== Goal ==
Retype the data below without altering anything.

▬▬▬▬▬▬

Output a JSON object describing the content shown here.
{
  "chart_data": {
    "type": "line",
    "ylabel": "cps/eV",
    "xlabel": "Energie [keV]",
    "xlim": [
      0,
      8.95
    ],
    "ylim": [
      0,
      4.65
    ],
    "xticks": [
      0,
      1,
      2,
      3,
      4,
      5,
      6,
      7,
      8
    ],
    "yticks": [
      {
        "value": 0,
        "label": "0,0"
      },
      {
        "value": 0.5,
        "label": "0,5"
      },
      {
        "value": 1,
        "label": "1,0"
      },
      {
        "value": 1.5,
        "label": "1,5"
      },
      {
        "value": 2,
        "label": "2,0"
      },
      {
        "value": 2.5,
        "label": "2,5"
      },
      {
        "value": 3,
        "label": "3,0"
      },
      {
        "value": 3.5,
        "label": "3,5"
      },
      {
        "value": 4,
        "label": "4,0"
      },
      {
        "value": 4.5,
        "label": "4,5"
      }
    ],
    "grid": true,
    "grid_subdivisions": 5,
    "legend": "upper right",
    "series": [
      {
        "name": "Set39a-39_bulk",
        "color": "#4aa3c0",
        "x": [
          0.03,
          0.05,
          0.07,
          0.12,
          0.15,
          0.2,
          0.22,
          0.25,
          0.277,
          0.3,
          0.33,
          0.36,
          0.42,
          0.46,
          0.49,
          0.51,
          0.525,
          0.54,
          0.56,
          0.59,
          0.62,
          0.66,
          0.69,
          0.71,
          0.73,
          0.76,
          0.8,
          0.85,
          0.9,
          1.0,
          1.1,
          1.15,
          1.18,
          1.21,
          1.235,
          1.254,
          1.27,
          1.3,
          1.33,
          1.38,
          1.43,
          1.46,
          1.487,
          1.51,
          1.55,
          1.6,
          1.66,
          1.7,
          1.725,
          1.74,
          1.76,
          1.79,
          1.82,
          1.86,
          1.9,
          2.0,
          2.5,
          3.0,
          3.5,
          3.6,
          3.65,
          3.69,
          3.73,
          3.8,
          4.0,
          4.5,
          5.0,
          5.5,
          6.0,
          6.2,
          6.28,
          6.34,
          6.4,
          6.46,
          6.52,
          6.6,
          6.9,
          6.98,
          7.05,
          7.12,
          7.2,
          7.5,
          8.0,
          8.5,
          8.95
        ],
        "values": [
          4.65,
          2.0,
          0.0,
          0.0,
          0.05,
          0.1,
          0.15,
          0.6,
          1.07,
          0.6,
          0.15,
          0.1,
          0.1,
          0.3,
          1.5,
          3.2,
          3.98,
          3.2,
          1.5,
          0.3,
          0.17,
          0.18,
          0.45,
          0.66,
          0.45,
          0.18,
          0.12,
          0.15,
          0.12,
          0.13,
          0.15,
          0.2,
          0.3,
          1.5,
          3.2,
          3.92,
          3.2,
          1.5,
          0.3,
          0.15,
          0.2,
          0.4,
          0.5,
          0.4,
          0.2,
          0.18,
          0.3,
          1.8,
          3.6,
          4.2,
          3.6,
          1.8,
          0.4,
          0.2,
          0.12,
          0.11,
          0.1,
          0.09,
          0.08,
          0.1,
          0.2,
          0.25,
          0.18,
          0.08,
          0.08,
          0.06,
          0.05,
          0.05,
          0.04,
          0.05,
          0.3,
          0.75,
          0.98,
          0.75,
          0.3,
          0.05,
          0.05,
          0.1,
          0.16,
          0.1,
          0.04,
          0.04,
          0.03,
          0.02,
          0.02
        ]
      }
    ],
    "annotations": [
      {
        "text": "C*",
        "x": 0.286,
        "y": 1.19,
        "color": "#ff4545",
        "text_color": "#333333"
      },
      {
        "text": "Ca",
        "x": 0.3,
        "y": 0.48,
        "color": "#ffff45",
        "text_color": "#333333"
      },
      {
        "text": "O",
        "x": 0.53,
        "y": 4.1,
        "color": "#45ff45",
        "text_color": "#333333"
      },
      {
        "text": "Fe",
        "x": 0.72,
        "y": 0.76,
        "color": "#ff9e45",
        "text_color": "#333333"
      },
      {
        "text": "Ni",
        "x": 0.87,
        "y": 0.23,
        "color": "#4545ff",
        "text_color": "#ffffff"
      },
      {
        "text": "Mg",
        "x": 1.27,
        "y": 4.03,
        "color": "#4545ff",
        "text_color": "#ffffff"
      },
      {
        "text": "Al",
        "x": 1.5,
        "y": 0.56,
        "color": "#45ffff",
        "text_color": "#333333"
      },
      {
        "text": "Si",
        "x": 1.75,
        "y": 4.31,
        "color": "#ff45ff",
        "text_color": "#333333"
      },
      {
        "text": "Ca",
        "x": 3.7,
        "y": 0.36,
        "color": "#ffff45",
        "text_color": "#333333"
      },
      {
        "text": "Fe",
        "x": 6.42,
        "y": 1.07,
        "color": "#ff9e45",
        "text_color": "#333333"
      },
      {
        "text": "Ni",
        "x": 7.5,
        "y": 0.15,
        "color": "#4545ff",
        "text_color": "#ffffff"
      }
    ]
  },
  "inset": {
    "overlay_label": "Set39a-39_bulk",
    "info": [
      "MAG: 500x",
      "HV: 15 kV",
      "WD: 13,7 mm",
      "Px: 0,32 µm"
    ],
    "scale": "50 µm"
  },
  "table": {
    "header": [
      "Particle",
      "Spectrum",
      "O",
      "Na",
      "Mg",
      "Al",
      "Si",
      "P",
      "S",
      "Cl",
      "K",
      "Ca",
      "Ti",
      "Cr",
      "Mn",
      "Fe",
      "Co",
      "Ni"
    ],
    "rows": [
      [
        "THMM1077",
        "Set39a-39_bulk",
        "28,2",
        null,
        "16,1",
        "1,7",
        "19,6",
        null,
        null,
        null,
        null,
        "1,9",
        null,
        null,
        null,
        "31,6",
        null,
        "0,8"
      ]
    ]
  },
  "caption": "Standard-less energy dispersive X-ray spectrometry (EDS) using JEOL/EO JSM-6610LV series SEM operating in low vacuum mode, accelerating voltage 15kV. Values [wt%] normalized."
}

▬▬▬▬▬▬

== Complete response ==
Output a JSON object describing the content shown here.
{
  "chart_data": {
    "type": "line",
    "ylabel": "cps/eV",
    "xlabel": "Energie [keV]",
    "xlim": [
      0,
      8.95
    ],
    "ylim": [
      0,
      4.65
    ],
    "xticks": [
      0,
      1,
      2,
      3,
      4,
      5,
      6,
      7,
      8
    ],
    "yticks": [
      {
        "value": 0,
        "label": "0,0"
      },
      {
        "value": 0.5,
        "label": "0,5"
      },
      {
        "value": 1,
        "label": "1,0"
      },
      {
        "value": 1.5,
        "label": "1,5"
      },
      {
        "value": 2,
        "label": "2,0"
      },
      {
        "value": 2.5,
        "label": "2,5"
      },
      {
        "value": 3,
        "label": "3,0"
      },
      {
        "value": 3.5,
        "label": "3,5"
      },
      {
        "value": 4,
        "label": "4,0"
      },
      {
        "value": 4.5,
        "label": "4,5"
      }
    ],
    "grid": true,
    "grid_subdivisions": 5,
    "legend": "upper right",
    "series": [
      {
        "name": "Set39a-39_bulk",
        "color": "#4aa3c0",
        "x": [
          0.03,
          0.05,
          0.07,
          0.12,
          0.15,
          0.2,
          0.22,
          0.25,
          0.277,
          0.3,
          0.33,
          0.36,
          0.42,
          0.46,
          0.49,
          0.51,
          0.525,
          0.54,
          0.56,
          0.59,
          0.62,
          0.66,
          0.69,
          0.71,
          0.73,
          0.76,
          0.8,
          0.85,
          0.9,
          1.0,
          1.1,
          1.15,
          1.18,
          1.21,
          1.235,
          1.254,
          1.27,
          1.3,
          1.33,
          1.38,
          1.43,
          1.46,
          1.487,
          1.51,
          1.55,
          1.6,
          1.66,
          1.7,
          1.725,
          1.74,
          1.76,
          1.79,
          1.82,
          1.86,
          1.9,
          2.0,
          2.5,
          3.0,
          3.5,
          3.6,
          3.65,
          3.69,
          3.73,
          3.8,
          4.0,
          4.5,
          5.0,
          5.5,
          6.0,
          6.2,
          6.28,
          6.34,
          6.4,
          6.46,
          6.52,
          6.6,
          6.9,
          6.98,
          7.05,
          7.12,
          7.2,
          7.5,
          8.0,
          8.5,
          8.95
        ],
        "values": [
          4.65,
          2.0,
          0.0,
          0.0,
          0.05,
          0.1,
          0.15,
          0.6,
          1.07,
          0.6,
          0.15,
          0.1,
          0.1,
          0.3,
          1.5,
          3.2,
          3.98,
          3.2,
          1.5,
          0.3,
          0.17,
          0.18,
          0.45,
          0.66,
          0.45,
          0.18,
          0.12,
          0.15,
          0.12,
          0.13,
          0.15,
          0.2,
          0.3,
          1.5,
          3.2,
          3.92,
          3.2,
          1.5,
          0.3,
          0.15,
          0.2,
          0.4,
          0.5,
          0.4,
          0.2,
          0.18,
          0.3,
          1.8,
          3.6,
          4.2,
          3.6,
          1.8,
          0.4,
          0.2,
          0.12,
          0.11,
          0.1,
          0.09,
          0.08,
          0.1,
          0.2,
          0.25,
          0.18,
          0.08,
          0.08,
          0.06,
          0.05,
          0.05,
          0.04,
          0.05,
          0.3,
          0.75,
          0.98,
          0.75,
          0.3,
          0.05,
          0.05,
          0.1,
          0.16,
          0.1,
          0.04,
          0.04,
          0.03,
          0.02,
          0.02
        ]
      }
    ],
    "annotations": [
      {
        "text": "C*",
        "x": 0.286,
        "y": 1.19,
        "color": "#ff4545",
        "text_color": "#333333"
      },
      {
        "text": "Ca",
        "x": 0.3,
        "y": 0.48,
        "color": "#ffff45",
        "text_color": "#333333"
      },
      {
        "text": "O",
        "x": 0.53,
        "y": 4.1,
        "color": "#45ff45",
        "text_color": "#333333"
      },
      {
        "text": "Fe",
        "x": 0.72,
        "y": 0.76,
        "color": "#ff9e45",
        "text_color": "#333333"
      },
      {
        "text": "Ni",
        "x": 0.87,
        "y": 0.23,
        "color": "#4545ff",
        "text_color": "#ffffff"
      },
      {
        "text": "Mg",
        "x": 1.27,
        "y": 4.03,
        "color": "#4545ff",
        "text_color": "#ffffff"
      },
      {
        "text": "Al",
        "x": 1.5,
        "y": 0.56,
        "color": "#45ffff",
        "text_color": "#333333"
      },
      {
        "text": "Si",
        "x": 1.75,
        "y": 4.31,
        "color": "#ff45ff",
        "text_color": "#333333"
      },
      {
        "text": "Ca",
        "x": 3.7,
        "y": 0.36,
        "color": "#ffff45",
        "text_color": "#333333"
      },
      {
        "text": "Fe",
        "x": 6.42,
        "y": 1.07,
        "color": "#ff9e45",
        "text_color": "#333333"
      },
      {
        "text": "Ni",
        "x": 7.5,
        "y": 0.15,
        "color": "#4545ff",
        "text_color": "#ffffff"
      }
    ]
  },
  "inset": {
    "overlay_label": "Set39a-39_bulk",
    "info": [
      "MAG: 500x",
      "HV: 15 kV",
      "WD: 13,7 mm",
      "Px: 0,32 µm"
    ],
    "scale": "50 µm"
  },
  "table": {
    "header": [
      "Particle",
      "Spectrum",
      "O",
      "Na",
      "Mg",
      "Al",
      "Si",
      "P",
      "S",
      "Cl",
      "K",
      "Ca",
      "Ti",
      "Cr",
      "Mn",
      "Fe",
      "Co",
      "Ni"
    ],
    "rows": [
      [
        "THMM1077",
        "Set39a-39_bulk",
        "28,2",
        null,
        "16,1",
        "1,7",
        "19,6",
        null,
        null,
        null,
        null,
        "1,9",
        null,
        null,
        null,
        "31,6",
        null,
        "0,8"
      ]
    ]
  },
  "caption": "Standard-less energy dispersive X-ray spectrometry (EDS) using JEOL/EO JSM-6610LV series SEM operating in low vacuum mode, accelerating voltage 15kV. Values [wt%] normalized."
}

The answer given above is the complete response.